**Task requirements**
For the records below, say how many lines contain the string "value". Give the number only.

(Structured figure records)
━━━━━━━━

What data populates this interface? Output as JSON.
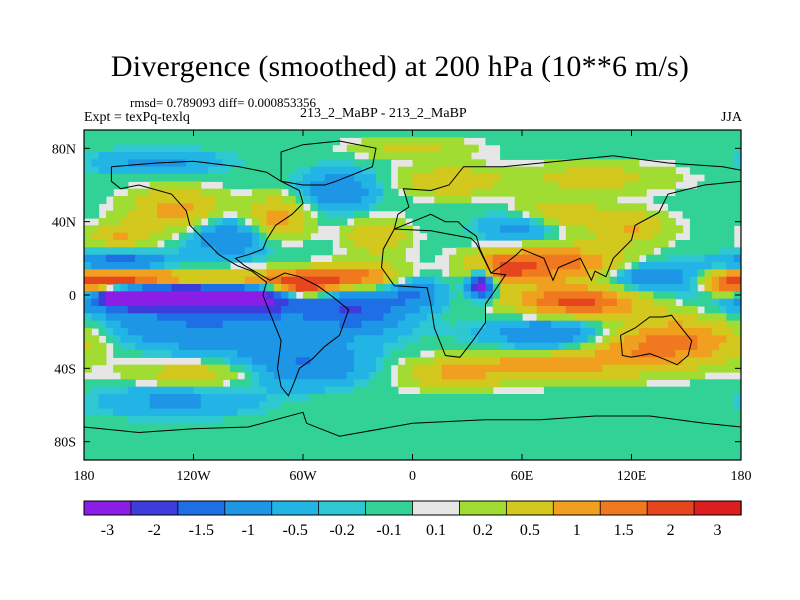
{
  "chart_data": {
    "type": "heatmap",
    "title": "Divergence (smoothed) at 200 hPa (10**6 m/s)",
    "stats_text": "rmsd= 0.789093 diff= 0.000853356",
    "left_label": "Expt = texPq-texlq",
    "center_label": "213_2_MaBP - 213_2_MaBP",
    "right_label": "JJA",
    "x_ticks": [
      {
        "value": -180,
        "label": "180"
      },
      {
        "value": -120,
        "label": "120W"
      },
      {
        "value": -60,
        "label": "60W"
      },
      {
        "value": 0,
        "label": "0"
      },
      {
        "value": 60,
        "label": "60E"
      },
      {
        "value": 120,
        "label": "120E"
      },
      {
        "value": 180,
        "label": "180"
      }
    ],
    "y_ticks": [
      {
        "value": 80,
        "label": "80N"
      },
      {
        "value": 40,
        "label": "40N"
      },
      {
        "value": 0,
        "label": "0"
      },
      {
        "value": -40,
        "label": "40S"
      },
      {
        "value": -80,
        "label": "80S"
      }
    ],
    "xlim": [
      -180,
      180
    ],
    "ylim": [
      -90,
      90
    ],
    "colorbar": {
      "levels": [
        "-3",
        "-2",
        "-1.5",
        "-1",
        "-0.5",
        "-0.2",
        "-0.1",
        "0.1",
        "0.2",
        "0.5",
        "1",
        "1.5",
        "2",
        "3"
      ],
      "colors": [
        "#8a1ee6",
        "#3c3cdc",
        "#1e6ee6",
        "#1e96e6",
        "#23b4e6",
        "#2dc8d2",
        "#32d296",
        "#e6e6e6",
        "#a0dc32",
        "#d2c81e",
        "#f0a01e",
        "#f0781e",
        "#e6461e",
        "#dc1e1e"
      ]
    },
    "features": [
      {
        "lon": -120,
        "lat": 0,
        "amp": -2.6,
        "sx": 38,
        "sy": 5
      },
      {
        "lon": -150,
        "lat": -4,
        "amp": -2.0,
        "sx": 22,
        "sy": 5
      },
      {
        "lon": -80,
        "lat": -6,
        "amp": -1.4,
        "sx": 25,
        "sy": 5
      },
      {
        "lon": -160,
        "lat": 16,
        "amp": -1.3,
        "sx": 20,
        "sy": 4
      },
      {
        "lon": -120,
        "lat": -20,
        "amp": -1.0,
        "sx": 55,
        "sy": 9
      },
      {
        "lon": -110,
        "lat": 6,
        "amp": 2.2,
        "sx": 45,
        "sy": 4
      },
      {
        "lon": -160,
        "lat": 6,
        "amp": 2.0,
        "sx": 18,
        "sy": 4
      },
      {
        "lon": -60,
        "lat": 2,
        "amp": 2.4,
        "sx": 12,
        "sy": 5
      },
      {
        "lon": -30,
        "lat": 8,
        "amp": 1.5,
        "sx": 18,
        "sy": 5
      },
      {
        "lon": -30,
        "lat": -10,
        "amp": -1.2,
        "sx": 18,
        "sy": 8
      },
      {
        "lon": 0,
        "lat": 0,
        "amp": -1.0,
        "sx": 12,
        "sy": 6
      },
      {
        "lon": 38,
        "lat": 4,
        "amp": -3.0,
        "sx": 5,
        "sy": 5
      },
      {
        "lon": 50,
        "lat": 12,
        "amp": 1.4,
        "sx": 12,
        "sy": 6
      },
      {
        "lon": 80,
        "lat": 15,
        "amp": 1.8,
        "sx": 28,
        "sy": 7
      },
      {
        "lon": 130,
        "lat": 8,
        "amp": -1.2,
        "sx": 20,
        "sy": 6
      },
      {
        "lon": 90,
        "lat": -6,
        "amp": 2.2,
        "sx": 25,
        "sy": 6
      },
      {
        "lon": 80,
        "lat": -25,
        "amp": -1.3,
        "sx": 25,
        "sy": 8
      },
      {
        "lon": 150,
        "lat": -25,
        "amp": 1.6,
        "sx": 30,
        "sy": 9
      },
      {
        "lon": 110,
        "lat": -35,
        "amp": 1.2,
        "sx": 30,
        "sy": 8
      },
      {
        "lon": 175,
        "lat": 3,
        "amp": 2.0,
        "sx": 10,
        "sy": 5
      },
      {
        "lon": 60,
        "lat": -40,
        "amp": 1.0,
        "sx": 25,
        "sy": 6
      },
      {
        "lon": -130,
        "lat": 45,
        "amp": 1.2,
        "sx": 18,
        "sy": 8
      },
      {
        "lon": -75,
        "lat": 40,
        "amp": 1.3,
        "sx": 12,
        "sy": 8
      },
      {
        "lon": -100,
        "lat": 30,
        "amp": -1.0,
        "sx": 15,
        "sy": 8
      },
      {
        "lon": -20,
        "lat": 30,
        "amp": 1.0,
        "sx": 12,
        "sy": 7
      },
      {
        "lon": -160,
        "lat": 30,
        "amp": 1.0,
        "sx": 12,
        "sy": 5
      },
      {
        "lon": 80,
        "lat": 42,
        "amp": 1.0,
        "sx": 18,
        "sy": 6
      },
      {
        "lon": 60,
        "lat": 35,
        "amp": -0.9,
        "sx": 15,
        "sy": 6
      },
      {
        "lon": 120,
        "lat": 35,
        "amp": 1.0,
        "sx": 15,
        "sy": 6
      },
      {
        "lon": -60,
        "lat": -40,
        "amp": -1.0,
        "sx": 25,
        "sy": 8
      },
      {
        "lon": -120,
        "lat": -45,
        "amp": 0.8,
        "sx": 25,
        "sy": 5
      },
      {
        "lon": 20,
        "lat": -45,
        "amp": 0.9,
        "sx": 20,
        "sy": 6
      },
      {
        "lon": -40,
        "lat": 55,
        "amp": -0.9,
        "sx": 15,
        "sy": 8
      },
      {
        "lon": 20,
        "lat": 60,
        "amp": 0.9,
        "sx": 20,
        "sy": 6
      },
      {
        "lon": 100,
        "lat": 62,
        "amp": 0.7,
        "sx": 30,
        "sy": 6
      },
      {
        "lon": -140,
        "lat": 70,
        "amp": -0.6,
        "sx": 25,
        "sy": 5
      },
      {
        "lon": -130,
        "lat": -60,
        "amp": -0.6,
        "sx": 30,
        "sy": 6
      },
      {
        "lon": 0,
        "lat": 78,
        "amp": 0.6,
        "sx": 25,
        "sy": 4
      }
    ],
    "coastlines": [
      [
        [
          -165,
          70
        ],
        [
          -140,
          72
        ],
        [
          -120,
          73
        ],
        [
          -95,
          70
        ],
        [
          -80,
          67
        ],
        [
          -72,
          62
        ],
        [
          -62,
          57
        ],
        [
          -60,
          50
        ],
        [
          -66,
          44
        ],
        [
          -75,
          38
        ],
        [
          -80,
          30
        ],
        [
          -82,
          25
        ],
        [
          -90,
          22
        ],
        [
          -97,
          20
        ],
        [
          -92,
          16
        ],
        [
          -85,
          12
        ],
        [
          -78,
          8
        ],
        [
          -70,
          12
        ],
        [
          -62,
          10
        ],
        [
          -52,
          5
        ],
        [
          -45,
          0
        ],
        [
          -35,
          -8
        ],
        [
          -40,
          -22
        ],
        [
          -48,
          -28
        ],
        [
          -55,
          -35
        ],
        [
          -62,
          -40
        ],
        [
          -65,
          -48
        ],
        [
          -68,
          -55
        ],
        [
          -72,
          -50
        ],
        [
          -74,
          -40
        ],
        [
          -72,
          -25
        ],
        [
          -78,
          -10
        ],
        [
          -82,
          0
        ],
        [
          -80,
          7
        ],
        [
          -88,
          13
        ],
        [
          -96,
          16
        ],
        [
          -106,
          22
        ],
        [
          -115,
          31
        ],
        [
          -122,
          38
        ],
        [
          -124,
          46
        ],
        [
          -132,
          55
        ],
        [
          -150,
          60
        ],
        [
          -160,
          58
        ],
        [
          -165,
          62
        ],
        [
          -165,
          70
        ]
      ],
      [
        [
          -72,
          62
        ],
        [
          -60,
          60
        ],
        [
          -48,
          60
        ],
        [
          -42,
          62
        ],
        [
          -22,
          70
        ],
        [
          -20,
          80
        ],
        [
          -40,
          84
        ],
        [
          -60,
          82
        ],
        [
          -72,
          78
        ],
        [
          -72,
          62
        ]
      ],
      [
        [
          -10,
          36
        ],
        [
          -16,
          25
        ],
        [
          -17,
          15
        ],
        [
          -10,
          5
        ],
        [
          8,
          4
        ],
        [
          10,
          -5
        ],
        [
          12,
          -18
        ],
        [
          18,
          -33
        ],
        [
          26,
          -34
        ],
        [
          33,
          -25
        ],
        [
          40,
          -15
        ],
        [
          40,
          -5
        ],
        [
          51,
          11
        ],
        [
          43,
          12
        ],
        [
          35,
          28
        ],
        [
          32,
          31
        ],
        [
          10,
          35
        ],
        [
          -10,
          36
        ]
      ],
      [
        [
          -10,
          36
        ],
        [
          -8,
          44
        ],
        [
          -2,
          48
        ],
        [
          -5,
          58
        ],
        [
          10,
          57
        ],
        [
          20,
          60
        ],
        [
          28,
          70
        ],
        [
          50,
          70
        ],
        [
          80,
          73
        ],
        [
          110,
          76
        ],
        [
          140,
          72
        ],
        [
          170,
          70
        ],
        [
          180,
          68
        ],
        [
          180,
          62
        ],
        [
          160,
          60
        ],
        [
          140,
          55
        ],
        [
          135,
          45
        ],
        [
          122,
          38
        ],
        [
          120,
          30
        ],
        [
          110,
          20
        ],
        [
          106,
          10
        ],
        [
          100,
          13
        ],
        [
          98,
          8
        ],
        [
          92,
          20
        ],
        [
          80,
          15
        ],
        [
          77,
          8
        ],
        [
          72,
          20
        ],
        [
          60,
          25
        ],
        [
          57,
          22
        ],
        [
          52,
          18
        ],
        [
          43,
          12
        ],
        [
          37,
          25
        ],
        [
          35,
          32
        ],
        [
          28,
          37
        ],
        [
          25,
          40
        ],
        [
          18,
          40
        ],
        [
          10,
          44
        ],
        [
          0,
          40
        ],
        [
          -10,
          36
        ]
      ],
      [
        [
          114,
          -22
        ],
        [
          122,
          -18
        ],
        [
          130,
          -12
        ],
        [
          137,
          -12
        ],
        [
          142,
          -11
        ],
        [
          145,
          -15
        ],
        [
          153,
          -25
        ],
        [
          151,
          -33
        ],
        [
          145,
          -38
        ],
        [
          138,
          -35
        ],
        [
          130,
          -32
        ],
        [
          120,
          -34
        ],
        [
          115,
          -33
        ],
        [
          114,
          -22
        ]
      ],
      [
        [
          -180,
          -72
        ],
        [
          -150,
          -75
        ],
        [
          -120,
          -73
        ],
        [
          -90,
          -72
        ],
        [
          -60,
          -64
        ],
        [
          -58,
          -70
        ],
        [
          -40,
          -77
        ],
        [
          0,
          -70
        ],
        [
          40,
          -68
        ],
        [
          70,
          -68
        ],
        [
          100,
          -66
        ],
        [
          130,
          -66
        ],
        [
          160,
          -70
        ],
        [
          180,
          -72
        ]
      ]
    ]
  }
}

━━━━━━━━

**Written solution**
12